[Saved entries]
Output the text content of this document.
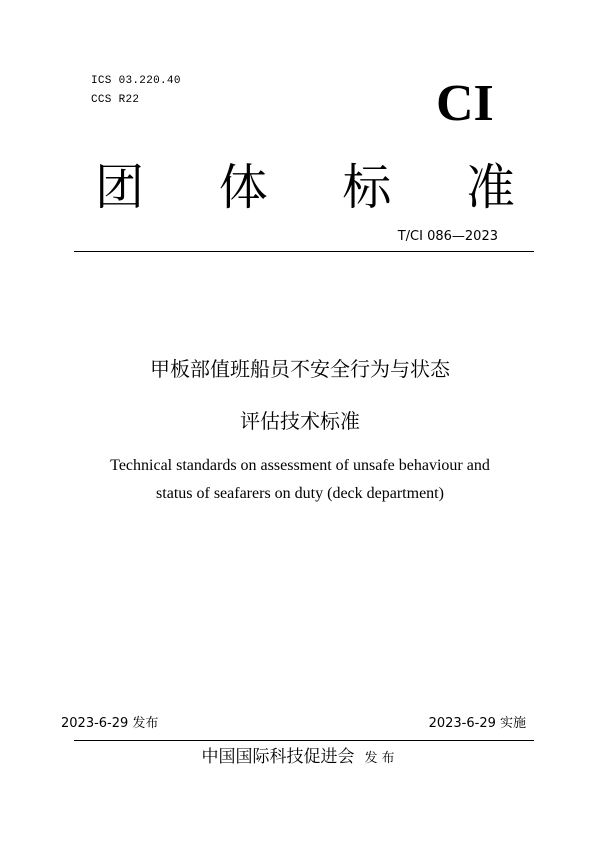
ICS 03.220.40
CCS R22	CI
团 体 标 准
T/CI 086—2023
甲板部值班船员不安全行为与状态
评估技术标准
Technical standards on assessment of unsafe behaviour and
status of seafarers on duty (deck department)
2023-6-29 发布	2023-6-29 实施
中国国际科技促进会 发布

---

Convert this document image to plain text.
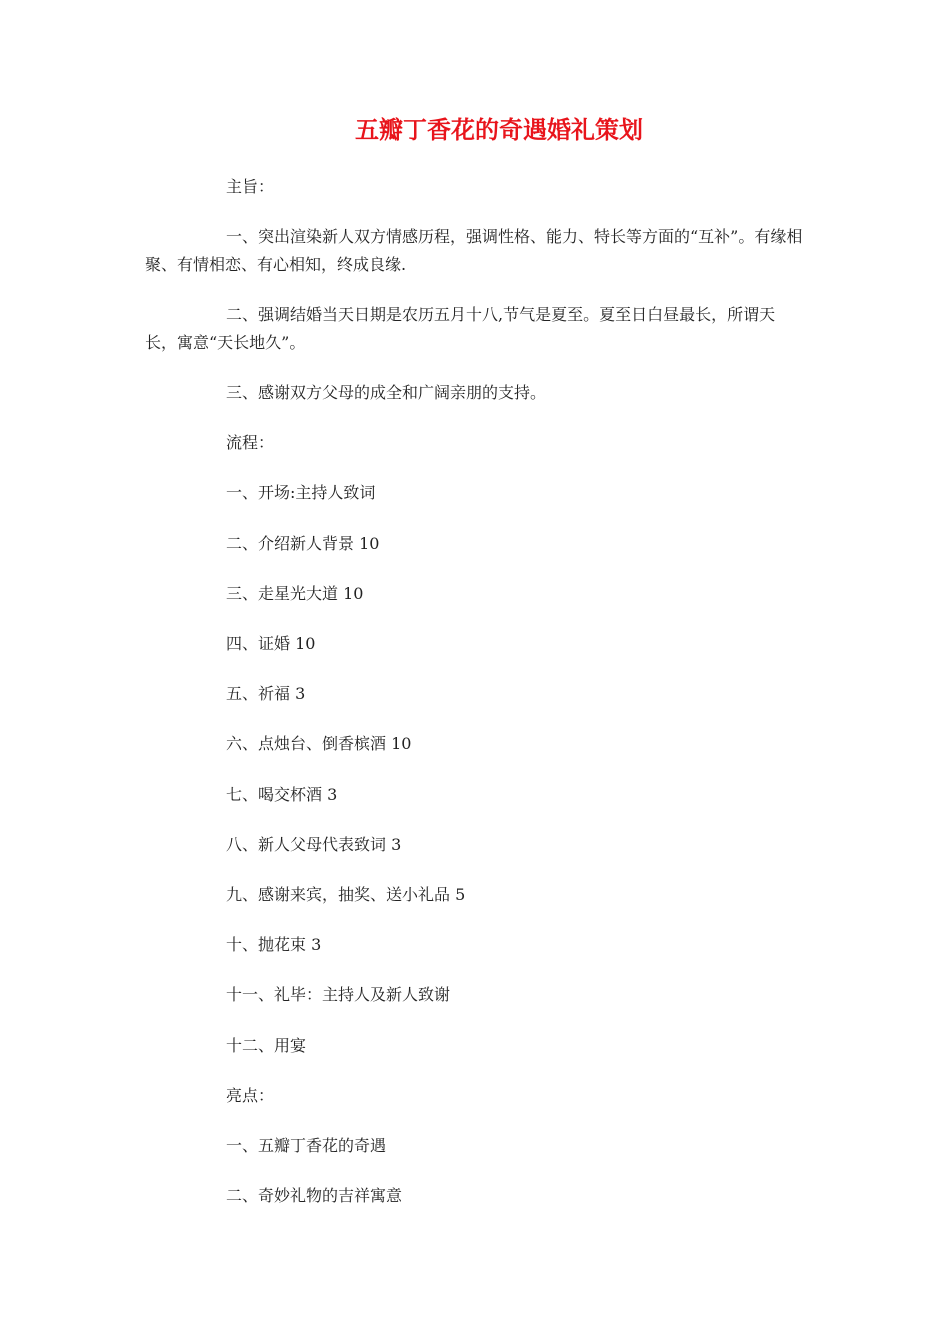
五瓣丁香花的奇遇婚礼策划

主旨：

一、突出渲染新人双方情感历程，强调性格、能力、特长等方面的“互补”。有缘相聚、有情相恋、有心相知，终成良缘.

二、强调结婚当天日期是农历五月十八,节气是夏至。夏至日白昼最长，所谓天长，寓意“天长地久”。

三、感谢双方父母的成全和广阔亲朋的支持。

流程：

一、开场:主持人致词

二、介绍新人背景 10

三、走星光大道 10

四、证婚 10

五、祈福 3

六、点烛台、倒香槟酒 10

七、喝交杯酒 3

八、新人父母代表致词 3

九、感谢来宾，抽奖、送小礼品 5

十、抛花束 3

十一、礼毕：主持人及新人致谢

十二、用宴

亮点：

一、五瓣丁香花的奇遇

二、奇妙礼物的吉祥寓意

==

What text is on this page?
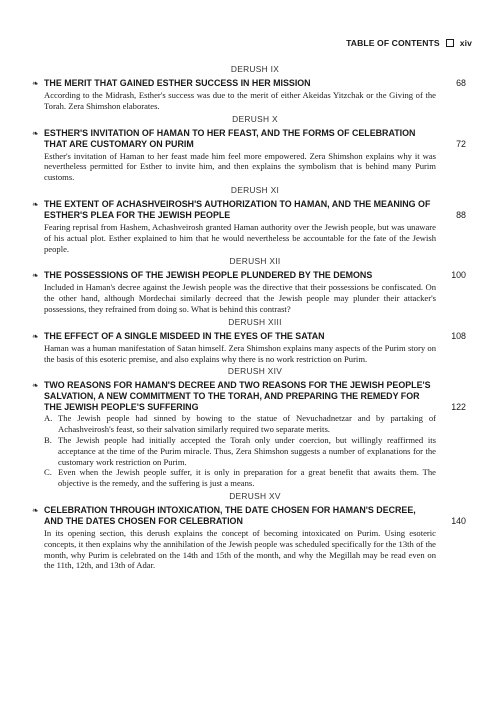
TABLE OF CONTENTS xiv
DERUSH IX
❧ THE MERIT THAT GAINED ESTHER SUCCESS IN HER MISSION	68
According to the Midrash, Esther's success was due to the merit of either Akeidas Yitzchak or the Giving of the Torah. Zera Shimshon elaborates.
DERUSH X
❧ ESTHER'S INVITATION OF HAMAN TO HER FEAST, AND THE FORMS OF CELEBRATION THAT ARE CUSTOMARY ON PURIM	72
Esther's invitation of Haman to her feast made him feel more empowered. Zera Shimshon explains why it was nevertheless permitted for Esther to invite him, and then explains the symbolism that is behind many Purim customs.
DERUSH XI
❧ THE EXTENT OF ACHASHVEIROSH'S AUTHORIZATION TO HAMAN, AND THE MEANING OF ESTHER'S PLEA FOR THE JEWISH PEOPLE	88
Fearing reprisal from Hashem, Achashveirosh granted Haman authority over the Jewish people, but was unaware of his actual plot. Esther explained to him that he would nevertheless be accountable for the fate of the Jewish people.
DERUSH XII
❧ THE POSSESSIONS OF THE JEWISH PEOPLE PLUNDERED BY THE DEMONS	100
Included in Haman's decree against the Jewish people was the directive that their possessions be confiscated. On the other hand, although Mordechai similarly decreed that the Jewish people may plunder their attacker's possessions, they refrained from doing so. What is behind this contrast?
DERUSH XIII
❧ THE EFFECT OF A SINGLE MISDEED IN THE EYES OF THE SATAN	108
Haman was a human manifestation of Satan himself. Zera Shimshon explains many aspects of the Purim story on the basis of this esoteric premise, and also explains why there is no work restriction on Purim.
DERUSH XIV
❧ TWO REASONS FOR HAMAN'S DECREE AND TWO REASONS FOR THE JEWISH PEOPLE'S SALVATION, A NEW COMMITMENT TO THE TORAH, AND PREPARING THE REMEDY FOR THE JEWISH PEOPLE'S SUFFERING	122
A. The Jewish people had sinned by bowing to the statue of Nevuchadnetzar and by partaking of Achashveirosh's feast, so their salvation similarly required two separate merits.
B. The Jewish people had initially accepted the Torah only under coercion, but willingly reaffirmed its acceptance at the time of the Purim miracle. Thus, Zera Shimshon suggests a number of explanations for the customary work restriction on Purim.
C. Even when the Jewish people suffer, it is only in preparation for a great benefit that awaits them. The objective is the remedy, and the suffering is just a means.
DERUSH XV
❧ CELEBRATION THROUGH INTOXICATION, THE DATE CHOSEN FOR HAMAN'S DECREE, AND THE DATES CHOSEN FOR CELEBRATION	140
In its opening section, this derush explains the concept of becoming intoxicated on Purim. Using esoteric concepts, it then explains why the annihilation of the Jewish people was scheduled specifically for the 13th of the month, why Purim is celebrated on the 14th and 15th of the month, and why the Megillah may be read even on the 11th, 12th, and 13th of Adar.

● What this task involves
Of the lines above, copy each that contains "Shimshon".

● Reply to the exercise
According to the Midrash, Esther's success was due to the merit of either Akeidas Yitzchak or the Giving of the Torah. Zera Shimshon elaborates.
Esther's invitation of Haman to her feast made him feel more empowered. Zera Shimshon explains why it was nevertheless permitted for Esther to invite him, and then explains the symbolism that is behind many Purim customs.
Haman was a human manifestation of Satan himself. Zera Shimshon explains many aspects of the Purim story on the basis of this esoteric premise, and also explains why there is no work restriction on Purim.
B. The Jewish people had initially accepted the Torah only under coercion, but willingly reaffirmed its acceptance at the time of the Purim miracle. Thus, Zera Shimshon suggests a number of explanations for the customary work restriction on Purim.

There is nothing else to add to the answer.